> PROBLEM STATEMENT
Copy out every line containing the word "name".

> DATA ROWS

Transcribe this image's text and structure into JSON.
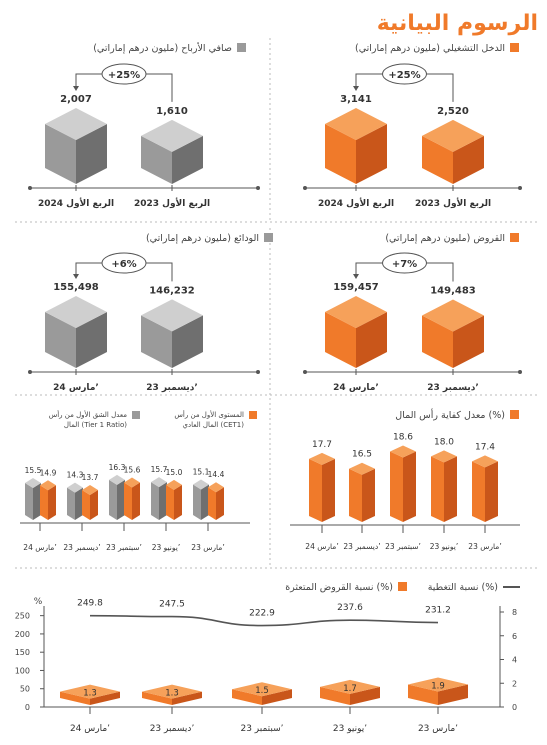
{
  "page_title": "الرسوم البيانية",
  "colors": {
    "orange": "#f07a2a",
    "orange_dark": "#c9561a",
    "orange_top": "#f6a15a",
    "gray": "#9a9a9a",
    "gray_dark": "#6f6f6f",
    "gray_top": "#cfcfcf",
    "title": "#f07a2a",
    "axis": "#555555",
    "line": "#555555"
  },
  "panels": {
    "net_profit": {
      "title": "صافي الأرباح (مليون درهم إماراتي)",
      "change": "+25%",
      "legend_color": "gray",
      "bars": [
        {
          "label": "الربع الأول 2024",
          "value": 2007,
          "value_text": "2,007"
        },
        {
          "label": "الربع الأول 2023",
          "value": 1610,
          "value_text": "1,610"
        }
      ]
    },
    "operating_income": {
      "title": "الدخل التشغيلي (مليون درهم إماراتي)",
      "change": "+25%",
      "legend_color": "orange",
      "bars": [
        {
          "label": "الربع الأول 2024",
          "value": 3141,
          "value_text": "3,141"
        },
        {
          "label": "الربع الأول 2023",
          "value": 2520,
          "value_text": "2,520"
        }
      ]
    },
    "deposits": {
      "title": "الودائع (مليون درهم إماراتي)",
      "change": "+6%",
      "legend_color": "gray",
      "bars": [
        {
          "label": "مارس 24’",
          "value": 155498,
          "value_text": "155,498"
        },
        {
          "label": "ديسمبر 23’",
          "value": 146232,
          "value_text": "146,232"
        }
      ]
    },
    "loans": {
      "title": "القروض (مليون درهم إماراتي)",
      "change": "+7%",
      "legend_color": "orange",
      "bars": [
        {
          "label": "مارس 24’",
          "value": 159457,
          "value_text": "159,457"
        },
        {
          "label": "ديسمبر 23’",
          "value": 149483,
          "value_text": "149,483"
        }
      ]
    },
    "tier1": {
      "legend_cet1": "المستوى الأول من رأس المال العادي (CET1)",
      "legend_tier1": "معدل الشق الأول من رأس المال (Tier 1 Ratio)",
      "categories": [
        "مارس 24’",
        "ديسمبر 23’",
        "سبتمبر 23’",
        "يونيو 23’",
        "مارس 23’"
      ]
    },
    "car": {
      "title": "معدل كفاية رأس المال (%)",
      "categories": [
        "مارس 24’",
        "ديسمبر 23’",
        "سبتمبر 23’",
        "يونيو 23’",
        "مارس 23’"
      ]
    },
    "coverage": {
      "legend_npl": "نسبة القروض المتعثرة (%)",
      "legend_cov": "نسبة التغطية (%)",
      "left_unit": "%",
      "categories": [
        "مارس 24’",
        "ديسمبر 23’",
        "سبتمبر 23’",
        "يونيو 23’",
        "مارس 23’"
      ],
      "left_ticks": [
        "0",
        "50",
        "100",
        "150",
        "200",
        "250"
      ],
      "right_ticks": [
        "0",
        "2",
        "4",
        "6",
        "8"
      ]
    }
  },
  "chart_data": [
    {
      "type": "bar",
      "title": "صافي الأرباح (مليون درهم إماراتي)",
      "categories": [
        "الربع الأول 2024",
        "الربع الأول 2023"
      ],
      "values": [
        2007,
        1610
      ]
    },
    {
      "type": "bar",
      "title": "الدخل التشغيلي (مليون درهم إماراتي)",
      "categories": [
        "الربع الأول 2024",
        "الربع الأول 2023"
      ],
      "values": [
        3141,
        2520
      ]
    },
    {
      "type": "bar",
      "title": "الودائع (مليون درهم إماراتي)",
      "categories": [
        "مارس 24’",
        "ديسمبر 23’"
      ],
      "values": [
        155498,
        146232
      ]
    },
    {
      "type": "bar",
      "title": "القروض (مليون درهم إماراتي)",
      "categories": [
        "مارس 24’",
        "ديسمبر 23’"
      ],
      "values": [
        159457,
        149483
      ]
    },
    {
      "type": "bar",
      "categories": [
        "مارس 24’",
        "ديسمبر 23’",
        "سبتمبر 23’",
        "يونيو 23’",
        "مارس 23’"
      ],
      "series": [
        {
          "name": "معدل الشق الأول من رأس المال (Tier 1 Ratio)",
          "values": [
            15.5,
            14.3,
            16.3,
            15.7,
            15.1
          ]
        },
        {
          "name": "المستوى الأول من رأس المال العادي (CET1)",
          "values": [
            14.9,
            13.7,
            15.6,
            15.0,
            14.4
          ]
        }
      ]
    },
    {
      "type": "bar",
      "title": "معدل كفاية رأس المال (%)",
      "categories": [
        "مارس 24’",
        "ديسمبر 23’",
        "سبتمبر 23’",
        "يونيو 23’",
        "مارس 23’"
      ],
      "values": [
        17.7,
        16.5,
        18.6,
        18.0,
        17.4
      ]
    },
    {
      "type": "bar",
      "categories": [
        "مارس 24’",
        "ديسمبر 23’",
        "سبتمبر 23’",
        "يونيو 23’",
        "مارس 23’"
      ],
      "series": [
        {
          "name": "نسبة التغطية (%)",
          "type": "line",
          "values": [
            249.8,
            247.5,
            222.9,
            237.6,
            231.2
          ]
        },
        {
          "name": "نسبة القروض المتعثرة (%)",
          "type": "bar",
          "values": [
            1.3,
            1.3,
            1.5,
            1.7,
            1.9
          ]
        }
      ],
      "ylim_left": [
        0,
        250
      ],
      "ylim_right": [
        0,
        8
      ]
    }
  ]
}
==
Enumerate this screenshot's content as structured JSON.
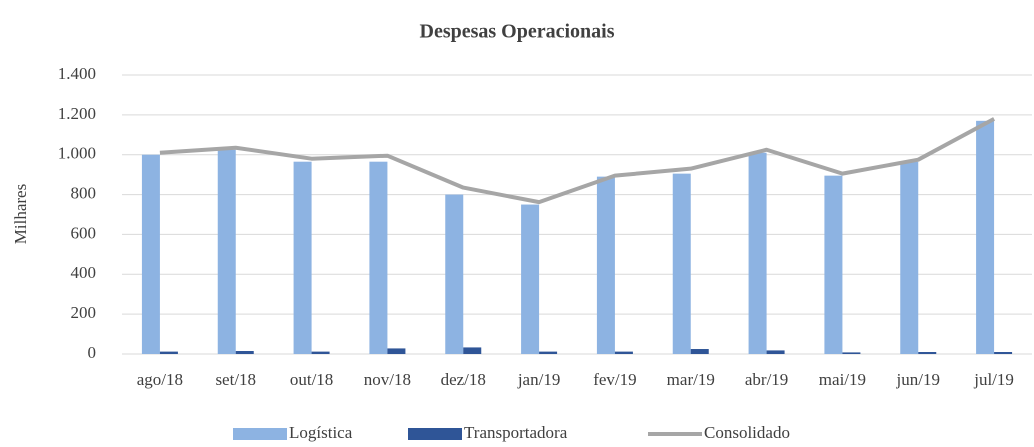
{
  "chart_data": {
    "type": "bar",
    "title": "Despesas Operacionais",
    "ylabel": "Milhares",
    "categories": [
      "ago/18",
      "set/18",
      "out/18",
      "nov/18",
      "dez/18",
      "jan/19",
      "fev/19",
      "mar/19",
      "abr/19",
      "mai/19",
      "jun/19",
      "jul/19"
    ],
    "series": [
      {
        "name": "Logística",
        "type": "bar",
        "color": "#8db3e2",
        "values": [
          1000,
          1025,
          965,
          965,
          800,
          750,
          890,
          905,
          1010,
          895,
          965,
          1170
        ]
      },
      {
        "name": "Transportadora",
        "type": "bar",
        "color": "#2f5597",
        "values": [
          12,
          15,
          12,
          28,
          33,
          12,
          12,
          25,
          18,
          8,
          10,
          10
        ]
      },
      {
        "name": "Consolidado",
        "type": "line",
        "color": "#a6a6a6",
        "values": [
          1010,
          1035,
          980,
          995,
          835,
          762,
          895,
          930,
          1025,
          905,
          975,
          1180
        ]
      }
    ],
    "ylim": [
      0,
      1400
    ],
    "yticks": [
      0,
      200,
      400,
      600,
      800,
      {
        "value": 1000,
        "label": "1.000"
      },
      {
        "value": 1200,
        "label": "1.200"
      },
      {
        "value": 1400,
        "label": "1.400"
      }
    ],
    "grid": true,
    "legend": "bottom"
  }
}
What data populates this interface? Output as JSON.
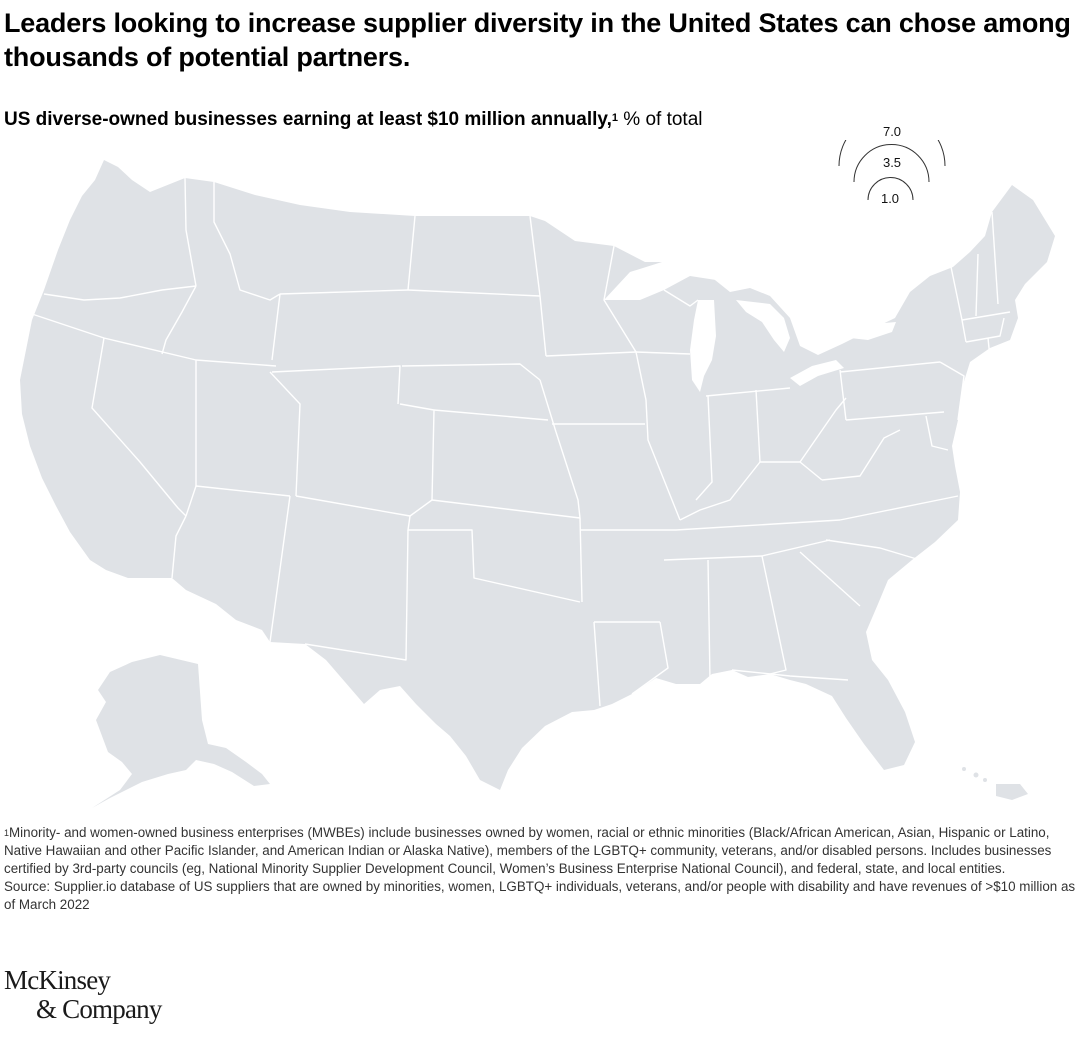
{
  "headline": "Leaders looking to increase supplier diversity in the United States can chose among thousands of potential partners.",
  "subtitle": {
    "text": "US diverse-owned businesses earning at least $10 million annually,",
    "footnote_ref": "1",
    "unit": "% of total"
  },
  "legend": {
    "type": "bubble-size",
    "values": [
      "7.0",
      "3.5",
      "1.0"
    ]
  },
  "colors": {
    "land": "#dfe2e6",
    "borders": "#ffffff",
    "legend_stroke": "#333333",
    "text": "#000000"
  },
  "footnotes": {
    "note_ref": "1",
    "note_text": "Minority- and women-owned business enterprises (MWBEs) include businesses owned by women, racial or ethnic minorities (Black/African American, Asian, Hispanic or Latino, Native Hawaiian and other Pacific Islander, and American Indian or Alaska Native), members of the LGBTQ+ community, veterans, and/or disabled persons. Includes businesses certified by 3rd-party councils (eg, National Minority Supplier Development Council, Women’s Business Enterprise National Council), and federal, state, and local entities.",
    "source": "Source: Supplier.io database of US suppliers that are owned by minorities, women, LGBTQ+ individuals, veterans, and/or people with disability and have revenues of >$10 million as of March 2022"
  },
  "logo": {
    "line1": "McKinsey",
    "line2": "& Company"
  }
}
---
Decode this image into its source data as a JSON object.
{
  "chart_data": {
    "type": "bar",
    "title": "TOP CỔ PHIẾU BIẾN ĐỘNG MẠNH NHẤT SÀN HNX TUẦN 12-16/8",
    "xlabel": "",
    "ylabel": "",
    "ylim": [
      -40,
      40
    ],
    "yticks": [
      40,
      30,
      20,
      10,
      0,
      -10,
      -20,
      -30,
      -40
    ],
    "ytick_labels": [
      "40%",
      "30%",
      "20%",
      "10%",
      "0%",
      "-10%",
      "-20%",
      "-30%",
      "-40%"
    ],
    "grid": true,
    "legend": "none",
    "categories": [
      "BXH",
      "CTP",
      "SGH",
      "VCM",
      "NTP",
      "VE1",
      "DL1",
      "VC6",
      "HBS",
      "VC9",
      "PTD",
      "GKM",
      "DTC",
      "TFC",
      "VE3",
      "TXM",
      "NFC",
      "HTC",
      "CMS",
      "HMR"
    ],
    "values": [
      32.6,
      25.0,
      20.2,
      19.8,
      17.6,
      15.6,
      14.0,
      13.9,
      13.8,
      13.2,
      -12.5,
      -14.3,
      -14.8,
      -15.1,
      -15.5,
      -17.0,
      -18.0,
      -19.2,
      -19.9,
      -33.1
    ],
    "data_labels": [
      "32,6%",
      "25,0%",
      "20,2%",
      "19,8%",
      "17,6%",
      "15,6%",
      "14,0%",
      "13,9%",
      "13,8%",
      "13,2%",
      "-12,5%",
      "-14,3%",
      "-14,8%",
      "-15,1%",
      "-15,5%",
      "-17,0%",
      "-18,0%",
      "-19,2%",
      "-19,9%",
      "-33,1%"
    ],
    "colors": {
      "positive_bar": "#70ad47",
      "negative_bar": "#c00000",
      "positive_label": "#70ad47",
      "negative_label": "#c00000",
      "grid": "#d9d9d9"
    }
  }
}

> COMPLETED EXERCISE
          "name": "معدل الشق الأول من رأس المال (Tier 1 Ratio)",
          "name": "المستوى الأول من رأس المال العادي (CET1)",
          "name": "نسبة التغطية (%)",
          "name": "نسبة القروض المتعثرة (%)",
        "name": "Logística",
        "name": "Transportadora",
        "name": "Consolidado",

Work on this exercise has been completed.